WHAT TO DO: Review the lines that follow and copy each one that contains the word "microphone".

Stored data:
══════
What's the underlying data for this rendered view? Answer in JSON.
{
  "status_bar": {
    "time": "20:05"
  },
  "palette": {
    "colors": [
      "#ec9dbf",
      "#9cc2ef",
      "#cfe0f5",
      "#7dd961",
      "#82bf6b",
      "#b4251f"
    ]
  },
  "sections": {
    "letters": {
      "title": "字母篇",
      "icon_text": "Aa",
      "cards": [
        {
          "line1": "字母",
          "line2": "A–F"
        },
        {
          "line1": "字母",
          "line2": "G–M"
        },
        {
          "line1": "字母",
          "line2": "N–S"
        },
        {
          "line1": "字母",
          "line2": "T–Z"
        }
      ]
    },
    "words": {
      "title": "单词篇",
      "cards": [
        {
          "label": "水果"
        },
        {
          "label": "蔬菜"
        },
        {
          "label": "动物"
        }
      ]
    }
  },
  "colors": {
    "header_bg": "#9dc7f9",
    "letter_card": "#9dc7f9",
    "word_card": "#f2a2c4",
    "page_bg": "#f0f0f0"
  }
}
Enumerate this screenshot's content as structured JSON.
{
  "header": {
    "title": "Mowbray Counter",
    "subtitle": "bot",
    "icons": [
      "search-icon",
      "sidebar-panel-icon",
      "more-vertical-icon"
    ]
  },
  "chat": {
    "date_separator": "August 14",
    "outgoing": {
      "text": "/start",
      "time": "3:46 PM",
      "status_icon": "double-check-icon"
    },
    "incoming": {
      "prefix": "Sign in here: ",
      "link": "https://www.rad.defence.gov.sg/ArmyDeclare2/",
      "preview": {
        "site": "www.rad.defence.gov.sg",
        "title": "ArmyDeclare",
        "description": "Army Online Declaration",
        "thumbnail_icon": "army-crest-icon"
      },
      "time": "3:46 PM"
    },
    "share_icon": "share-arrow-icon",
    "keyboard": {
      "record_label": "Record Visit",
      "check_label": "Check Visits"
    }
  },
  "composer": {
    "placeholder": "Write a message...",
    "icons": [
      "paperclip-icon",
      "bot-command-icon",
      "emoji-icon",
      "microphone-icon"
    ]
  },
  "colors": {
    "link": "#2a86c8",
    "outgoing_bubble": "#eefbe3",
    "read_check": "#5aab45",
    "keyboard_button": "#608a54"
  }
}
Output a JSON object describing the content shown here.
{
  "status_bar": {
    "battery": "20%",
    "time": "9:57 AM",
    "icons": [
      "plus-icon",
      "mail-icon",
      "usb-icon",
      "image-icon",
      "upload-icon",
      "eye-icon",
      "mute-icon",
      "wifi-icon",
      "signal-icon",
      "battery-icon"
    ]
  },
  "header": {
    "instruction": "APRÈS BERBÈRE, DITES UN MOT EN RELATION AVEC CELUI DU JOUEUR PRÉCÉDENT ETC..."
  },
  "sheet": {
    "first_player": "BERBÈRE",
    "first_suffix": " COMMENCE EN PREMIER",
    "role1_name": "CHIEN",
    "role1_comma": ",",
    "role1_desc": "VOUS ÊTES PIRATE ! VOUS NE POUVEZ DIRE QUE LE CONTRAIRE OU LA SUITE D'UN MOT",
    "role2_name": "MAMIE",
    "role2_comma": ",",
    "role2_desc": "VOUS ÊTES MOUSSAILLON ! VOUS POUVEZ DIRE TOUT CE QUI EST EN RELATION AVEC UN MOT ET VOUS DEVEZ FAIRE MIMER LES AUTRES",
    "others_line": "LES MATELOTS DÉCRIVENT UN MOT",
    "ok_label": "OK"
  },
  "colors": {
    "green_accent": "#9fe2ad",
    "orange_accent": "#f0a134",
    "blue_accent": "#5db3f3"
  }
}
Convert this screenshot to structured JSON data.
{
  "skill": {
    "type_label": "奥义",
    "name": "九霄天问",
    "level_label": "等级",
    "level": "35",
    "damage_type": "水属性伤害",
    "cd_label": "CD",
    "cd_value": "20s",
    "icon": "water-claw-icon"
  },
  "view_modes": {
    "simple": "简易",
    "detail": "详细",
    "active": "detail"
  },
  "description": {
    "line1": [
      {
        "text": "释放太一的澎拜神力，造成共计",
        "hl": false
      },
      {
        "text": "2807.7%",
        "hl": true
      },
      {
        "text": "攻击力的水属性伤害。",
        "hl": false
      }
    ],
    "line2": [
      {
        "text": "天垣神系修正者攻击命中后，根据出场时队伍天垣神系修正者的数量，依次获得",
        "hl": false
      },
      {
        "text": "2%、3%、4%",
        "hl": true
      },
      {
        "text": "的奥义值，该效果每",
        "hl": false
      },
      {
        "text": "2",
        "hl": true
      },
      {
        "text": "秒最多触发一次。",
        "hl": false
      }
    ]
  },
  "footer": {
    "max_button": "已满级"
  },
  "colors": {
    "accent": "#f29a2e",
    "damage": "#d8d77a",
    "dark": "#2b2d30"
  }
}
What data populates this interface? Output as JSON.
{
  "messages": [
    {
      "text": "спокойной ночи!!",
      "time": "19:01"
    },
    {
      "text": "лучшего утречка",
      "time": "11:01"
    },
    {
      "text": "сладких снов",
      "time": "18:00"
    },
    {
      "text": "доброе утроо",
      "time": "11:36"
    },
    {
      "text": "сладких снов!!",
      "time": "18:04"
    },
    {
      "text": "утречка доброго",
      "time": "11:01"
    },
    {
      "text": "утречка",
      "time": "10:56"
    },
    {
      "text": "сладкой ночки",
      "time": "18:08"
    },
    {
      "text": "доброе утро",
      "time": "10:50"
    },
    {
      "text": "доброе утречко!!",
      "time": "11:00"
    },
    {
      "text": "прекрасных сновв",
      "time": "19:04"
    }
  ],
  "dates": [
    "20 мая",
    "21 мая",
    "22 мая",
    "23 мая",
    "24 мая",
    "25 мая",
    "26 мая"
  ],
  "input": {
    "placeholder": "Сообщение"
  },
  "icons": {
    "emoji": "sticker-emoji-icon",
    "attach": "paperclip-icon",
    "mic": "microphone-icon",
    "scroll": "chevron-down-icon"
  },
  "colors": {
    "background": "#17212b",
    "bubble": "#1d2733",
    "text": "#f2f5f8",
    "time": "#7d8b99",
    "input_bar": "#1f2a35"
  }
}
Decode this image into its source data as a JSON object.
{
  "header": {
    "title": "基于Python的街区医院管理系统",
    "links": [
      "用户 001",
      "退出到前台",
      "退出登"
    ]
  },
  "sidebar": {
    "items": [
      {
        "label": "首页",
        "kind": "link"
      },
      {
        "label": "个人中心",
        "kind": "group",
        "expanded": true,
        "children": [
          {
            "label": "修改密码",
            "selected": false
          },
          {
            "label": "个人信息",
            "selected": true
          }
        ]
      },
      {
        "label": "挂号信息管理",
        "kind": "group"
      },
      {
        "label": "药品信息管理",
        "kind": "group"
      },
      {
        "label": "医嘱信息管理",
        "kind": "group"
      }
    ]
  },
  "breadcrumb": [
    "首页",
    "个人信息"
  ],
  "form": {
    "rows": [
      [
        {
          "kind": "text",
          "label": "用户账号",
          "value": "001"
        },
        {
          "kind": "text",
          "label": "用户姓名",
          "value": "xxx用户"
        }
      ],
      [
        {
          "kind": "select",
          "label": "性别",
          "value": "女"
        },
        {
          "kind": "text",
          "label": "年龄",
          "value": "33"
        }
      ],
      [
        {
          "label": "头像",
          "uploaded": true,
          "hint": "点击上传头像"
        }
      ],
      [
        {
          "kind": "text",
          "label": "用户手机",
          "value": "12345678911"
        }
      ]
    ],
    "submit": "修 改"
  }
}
══════
EXERCISE ANSWER:
      "microphone-icon"
    "mic": "microphone-icon",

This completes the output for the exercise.